» Stated task 1
In the message about pickle and DB inconsistencies, write out the passage that begins at the words "The storage format" and stops after "the DB code.", substituting "dictionary" for every "dict".

» Extracted text

[spambayes-dev] Pickle vs DB inconsistencies

Fri Jun 13 01:16:27 EDT 2003

[Greg Ward, wrestling with mysteries]

I'd presume that the pickle code is correct.  What you're seeing is
consistent with that (the scores appear the same after untraining and
retraining when using the pickle, but don't when using the DB).  I suspect
there's something wrong with the DB code, as for months we've gotten reports
of odd bugs from DB users that nobody using the pickle code has reported.
The storage format isn't so interesting as that the pickle code uses a plain
Python dict *during* training and scoring -- at the start, that code was so
simple it was obviously correct.  It all got a lot more complicated, via
layers of indirection, to cater to the DB backend, but the runtime dict is
still a lot simpler than building a funky cache by hand on top of an
external DB.  I still haven't tried the DB code.

For better clues, replace your %.3f and %.2f formats with %.17g, i.e. print
values to full machine precision (or print repr(some_float) -- close to the
same thing).  Then we don't have to guess whether values are "just close",
we can see whether they are (or aren't) in fact identical.

Also, as Tony said, if you train on just a couple messages, it will be
straightforward to Pronounce on exactly what should have happened, down to
the 17th digit.  That would tell us for sure which scheme is hosed, and then
digging will reveal how.

[Spatial layout entries]
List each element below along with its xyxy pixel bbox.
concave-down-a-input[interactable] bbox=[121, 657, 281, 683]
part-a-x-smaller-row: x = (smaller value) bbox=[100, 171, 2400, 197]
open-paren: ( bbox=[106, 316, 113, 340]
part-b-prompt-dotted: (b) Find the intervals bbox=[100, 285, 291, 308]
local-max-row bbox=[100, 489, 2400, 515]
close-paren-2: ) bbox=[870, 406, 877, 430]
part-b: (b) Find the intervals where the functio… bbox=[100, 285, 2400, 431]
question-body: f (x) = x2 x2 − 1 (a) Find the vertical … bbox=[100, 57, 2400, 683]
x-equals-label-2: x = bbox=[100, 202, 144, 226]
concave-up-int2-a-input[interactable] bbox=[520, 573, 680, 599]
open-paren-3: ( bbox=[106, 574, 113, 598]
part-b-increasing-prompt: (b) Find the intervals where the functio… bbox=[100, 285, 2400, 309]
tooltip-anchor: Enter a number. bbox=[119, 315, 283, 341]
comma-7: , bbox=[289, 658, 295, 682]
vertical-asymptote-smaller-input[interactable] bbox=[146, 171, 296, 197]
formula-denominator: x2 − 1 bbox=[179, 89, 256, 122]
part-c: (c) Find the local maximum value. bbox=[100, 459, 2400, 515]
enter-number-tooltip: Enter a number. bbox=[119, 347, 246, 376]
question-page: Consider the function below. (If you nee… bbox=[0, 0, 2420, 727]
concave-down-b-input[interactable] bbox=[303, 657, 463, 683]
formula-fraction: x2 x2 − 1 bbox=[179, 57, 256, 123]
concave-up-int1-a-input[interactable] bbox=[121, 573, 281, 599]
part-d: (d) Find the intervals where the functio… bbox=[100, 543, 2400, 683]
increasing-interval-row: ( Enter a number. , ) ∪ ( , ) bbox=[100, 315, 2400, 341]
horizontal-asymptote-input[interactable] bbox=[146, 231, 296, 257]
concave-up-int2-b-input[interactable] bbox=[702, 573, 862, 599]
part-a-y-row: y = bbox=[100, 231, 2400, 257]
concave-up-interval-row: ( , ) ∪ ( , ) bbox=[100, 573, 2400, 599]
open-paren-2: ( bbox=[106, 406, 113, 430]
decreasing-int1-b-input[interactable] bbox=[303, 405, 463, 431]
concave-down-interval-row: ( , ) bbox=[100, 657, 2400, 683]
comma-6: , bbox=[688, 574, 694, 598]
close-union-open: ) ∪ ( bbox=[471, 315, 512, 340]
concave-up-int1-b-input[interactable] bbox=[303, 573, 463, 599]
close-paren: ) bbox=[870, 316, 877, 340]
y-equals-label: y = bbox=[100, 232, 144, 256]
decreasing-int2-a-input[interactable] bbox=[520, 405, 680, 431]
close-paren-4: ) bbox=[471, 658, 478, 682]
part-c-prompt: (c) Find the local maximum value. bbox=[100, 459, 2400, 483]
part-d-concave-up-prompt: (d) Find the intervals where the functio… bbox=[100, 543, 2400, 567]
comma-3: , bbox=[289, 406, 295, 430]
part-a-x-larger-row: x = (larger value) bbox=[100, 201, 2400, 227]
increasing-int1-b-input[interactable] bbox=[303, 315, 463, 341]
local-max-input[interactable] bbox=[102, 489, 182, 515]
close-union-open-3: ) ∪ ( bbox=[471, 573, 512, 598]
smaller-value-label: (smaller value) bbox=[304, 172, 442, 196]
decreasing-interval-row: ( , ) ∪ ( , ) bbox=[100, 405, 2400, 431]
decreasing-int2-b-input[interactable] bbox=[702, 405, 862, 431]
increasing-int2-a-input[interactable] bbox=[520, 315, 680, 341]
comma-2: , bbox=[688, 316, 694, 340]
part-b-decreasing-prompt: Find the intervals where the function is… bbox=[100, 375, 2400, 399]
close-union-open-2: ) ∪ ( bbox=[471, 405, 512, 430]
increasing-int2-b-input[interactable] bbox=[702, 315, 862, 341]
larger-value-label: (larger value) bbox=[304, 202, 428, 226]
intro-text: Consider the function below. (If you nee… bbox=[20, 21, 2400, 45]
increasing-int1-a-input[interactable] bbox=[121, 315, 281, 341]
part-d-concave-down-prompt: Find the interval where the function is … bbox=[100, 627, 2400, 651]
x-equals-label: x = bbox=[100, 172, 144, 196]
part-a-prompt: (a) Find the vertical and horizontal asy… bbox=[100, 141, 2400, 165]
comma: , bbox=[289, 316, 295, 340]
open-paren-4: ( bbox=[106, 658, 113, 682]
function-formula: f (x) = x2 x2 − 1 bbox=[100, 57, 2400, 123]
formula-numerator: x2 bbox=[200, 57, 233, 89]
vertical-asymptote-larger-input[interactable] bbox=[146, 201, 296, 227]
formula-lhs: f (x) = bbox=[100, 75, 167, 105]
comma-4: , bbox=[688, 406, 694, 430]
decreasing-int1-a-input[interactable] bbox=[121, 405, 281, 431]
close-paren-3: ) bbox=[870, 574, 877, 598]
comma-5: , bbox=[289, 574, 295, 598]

» Stated task 2
Format the listing as a JSON list of strings, one string per line and no blank lines. Begin at the first line of the listing and stop after the line that contains "231, 296, 257]".

» Response 1
The storage format isn't so interesting as that the pickle code uses a plain
Python dictionary *during* training and scoring -- at the start, that code was so
simple it was obviously correct.  It all got a lot more complicated, via
layers of indirection, to cater to the DB backend, but the runtime dictionary is
still a lot simpler than building a funky cache by hand on top of an
external DB.  I still haven't tried the DB code.

» Response 2
[
  "List each element below along with its xyxy pixel bbox.",
  "concave-down-a-input[interactable] bbox=[121, 657, 281, 683]",
  "part-a-x-smaller-row: x = (smaller value) bbox=[100, 171, 2400, 197]",
  "open-paren: ( bbox=[106, 316, 113, 340]",
  "part-b-prompt-dotted: (b) Find the intervals bbox=[100, 285, 291, 308]",
  "local-max-row bbox=[100, 489, 2400, 515]",
  "close-paren-2: ) bbox=[870, 406, 877, 430]",
  "part-b: (b) Find the intervals where the functio… bbox=[100, 285, 2400, 431]",
  "question-body: f (x) = x2 x2 − 1 (a) Find the vertical … bbox=[100, 57, 2400, 683]",
  "x-equals-label-2: x = bbox=[100, 202, 144, 226]",
  "concave-up-int2-a-input[interactable] bbox=[520, 573, 680, 599]",
  "open-paren-3: ( bbox=[106, 574, 113, 598]",
  "part-b-increasing-prompt: (b) Find the intervals where the functio… bbox=[100, 285, 2400, 309]",
  "tooltip-anchor: Enter a number. bbox=[119, 315, 283, 341]",
  "comma-7: , bbox=[289, 658, 295, 682]",
  "vertical-asymptote-smaller-input[interactable] bbox=[146, 171, 296, 197]",
  "formula-denominator: x2 − 1 bbox=[179, 89, 256, 122]",
  "part-c: (c) Find the local maximum value. bbox=[100, 459, 2400, 515]",
  "enter-number-tooltip: Enter a number. bbox=[119, 347, 246, 376]",
  "question-page: Consider the function below. (If you nee… bbox=[0, 0, 2420, 727]",
  "concave-down-b-input[interactable] bbox=[303, 657, 463, 683]",
  "formula-fraction: x2 x2 − 1 bbox=[179, 57, 256, 123]",
  "concave-up-int1-a-input[interactable] bbox=[121, 573, 281, 599]",
  "part-d: (d) Find the intervals where the functio… bbox=[100, 543, 2400, 683]",
  "increasing-interval-row: ( Enter a number. , ) ∪ ( , ) bbox=[100, 315, 2400, 341]",
  "horizontal-asymptote-input[interactable] bbox=[146, 231, 296, 257]"
]